What you will do: In the entries that follow, count each line containing "природные" and state the total, nothing more.

Data entries:
•••••

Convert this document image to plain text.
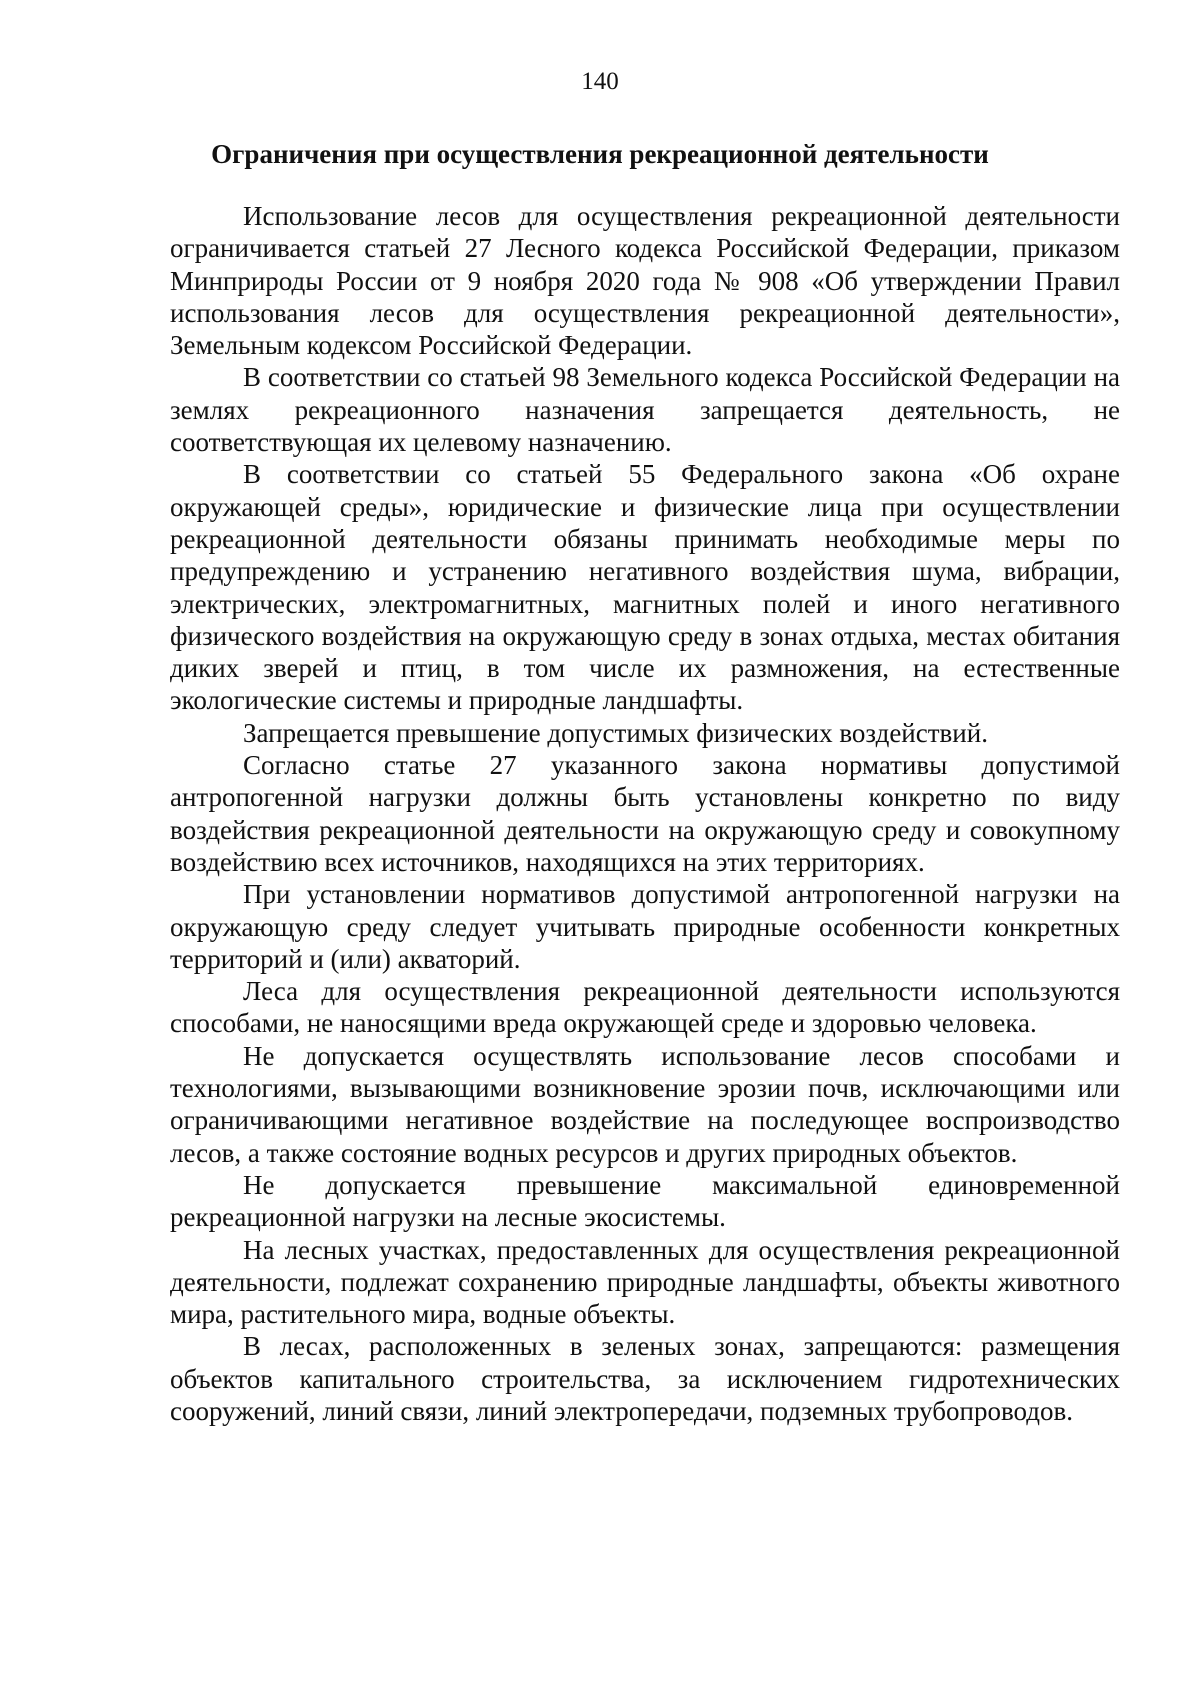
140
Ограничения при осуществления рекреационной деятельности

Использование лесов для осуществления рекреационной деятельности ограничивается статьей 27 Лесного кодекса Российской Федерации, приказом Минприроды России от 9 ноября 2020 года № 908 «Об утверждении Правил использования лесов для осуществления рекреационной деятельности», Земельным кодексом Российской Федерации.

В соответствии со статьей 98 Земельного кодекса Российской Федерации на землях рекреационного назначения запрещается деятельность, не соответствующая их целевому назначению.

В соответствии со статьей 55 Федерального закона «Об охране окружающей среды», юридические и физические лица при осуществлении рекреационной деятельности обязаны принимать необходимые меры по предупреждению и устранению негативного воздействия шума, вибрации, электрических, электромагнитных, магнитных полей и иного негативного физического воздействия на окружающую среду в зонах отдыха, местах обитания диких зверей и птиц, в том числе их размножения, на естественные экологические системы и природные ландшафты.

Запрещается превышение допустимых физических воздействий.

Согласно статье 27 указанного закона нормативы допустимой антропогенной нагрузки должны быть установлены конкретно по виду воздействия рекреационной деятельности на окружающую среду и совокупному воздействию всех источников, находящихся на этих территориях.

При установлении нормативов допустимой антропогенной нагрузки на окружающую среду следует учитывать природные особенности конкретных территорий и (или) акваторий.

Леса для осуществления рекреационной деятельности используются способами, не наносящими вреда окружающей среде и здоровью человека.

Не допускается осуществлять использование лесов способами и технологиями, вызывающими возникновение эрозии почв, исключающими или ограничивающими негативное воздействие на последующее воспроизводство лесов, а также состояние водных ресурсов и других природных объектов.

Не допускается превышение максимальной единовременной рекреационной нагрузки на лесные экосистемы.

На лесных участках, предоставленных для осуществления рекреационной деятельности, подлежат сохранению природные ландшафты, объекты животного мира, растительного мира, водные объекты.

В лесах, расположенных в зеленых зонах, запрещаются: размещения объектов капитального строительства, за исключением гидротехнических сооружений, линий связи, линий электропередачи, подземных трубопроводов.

•••••

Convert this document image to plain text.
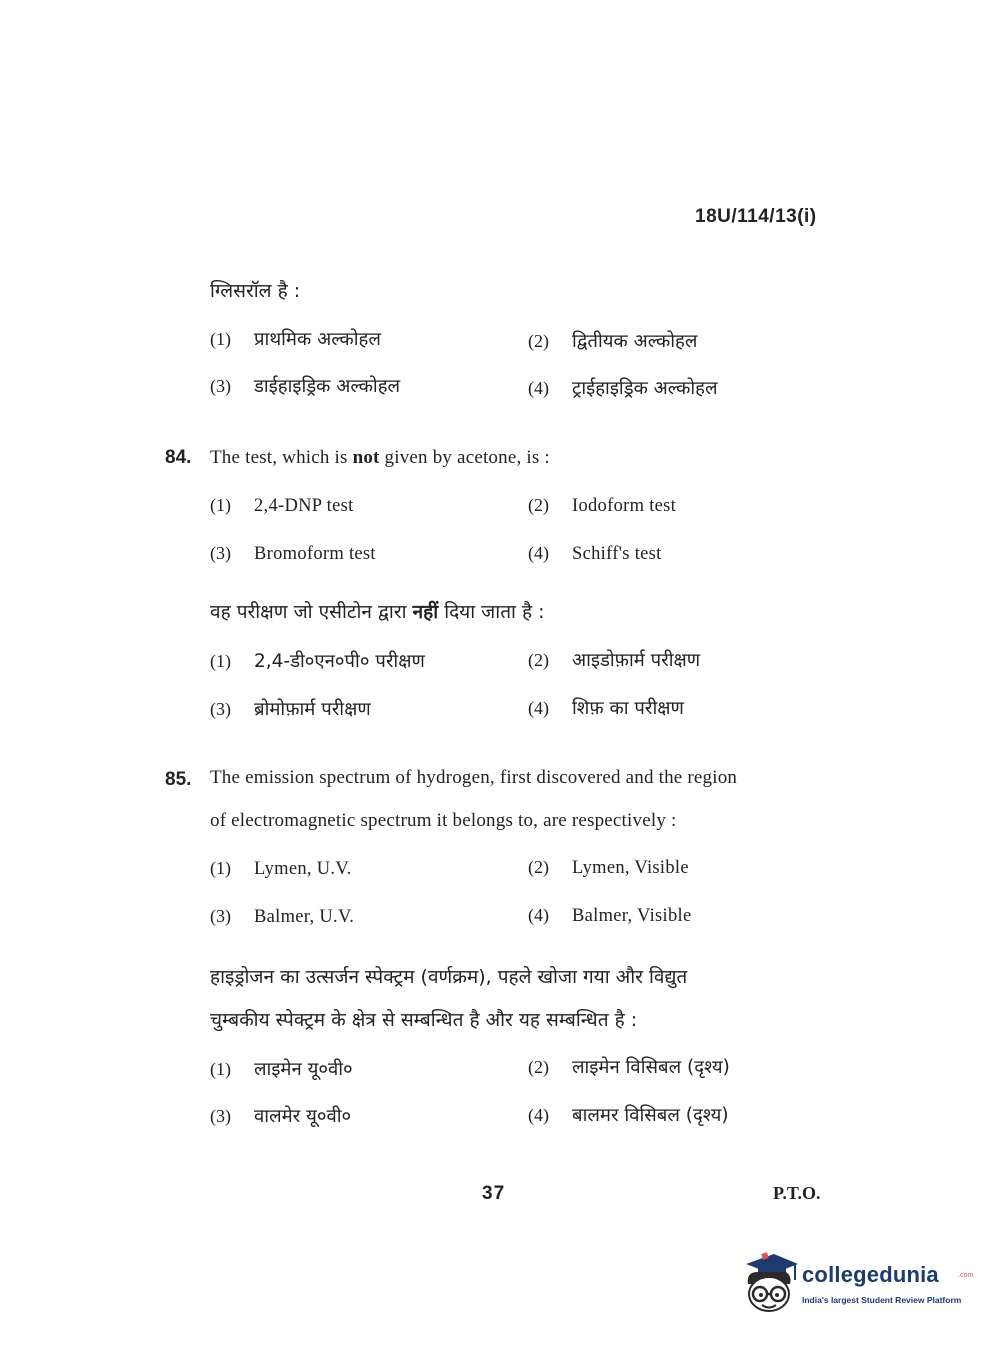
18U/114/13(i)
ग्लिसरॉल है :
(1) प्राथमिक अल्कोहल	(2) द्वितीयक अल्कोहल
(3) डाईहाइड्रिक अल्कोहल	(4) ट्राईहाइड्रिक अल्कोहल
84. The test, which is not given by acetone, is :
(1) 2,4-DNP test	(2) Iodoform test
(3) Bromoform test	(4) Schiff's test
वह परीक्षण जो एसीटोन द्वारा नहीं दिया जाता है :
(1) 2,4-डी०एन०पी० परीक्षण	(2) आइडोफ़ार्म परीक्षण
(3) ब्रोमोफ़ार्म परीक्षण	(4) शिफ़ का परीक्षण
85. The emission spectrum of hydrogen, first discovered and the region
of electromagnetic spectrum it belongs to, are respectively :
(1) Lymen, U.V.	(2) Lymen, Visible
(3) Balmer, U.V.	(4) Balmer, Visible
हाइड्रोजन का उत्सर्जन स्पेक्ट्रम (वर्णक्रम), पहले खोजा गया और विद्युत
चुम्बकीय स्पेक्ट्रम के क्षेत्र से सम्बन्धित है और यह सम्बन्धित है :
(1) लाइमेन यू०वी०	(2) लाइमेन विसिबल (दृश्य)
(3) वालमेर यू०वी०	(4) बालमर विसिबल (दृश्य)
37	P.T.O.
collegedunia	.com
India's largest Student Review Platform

•••••

Response: 3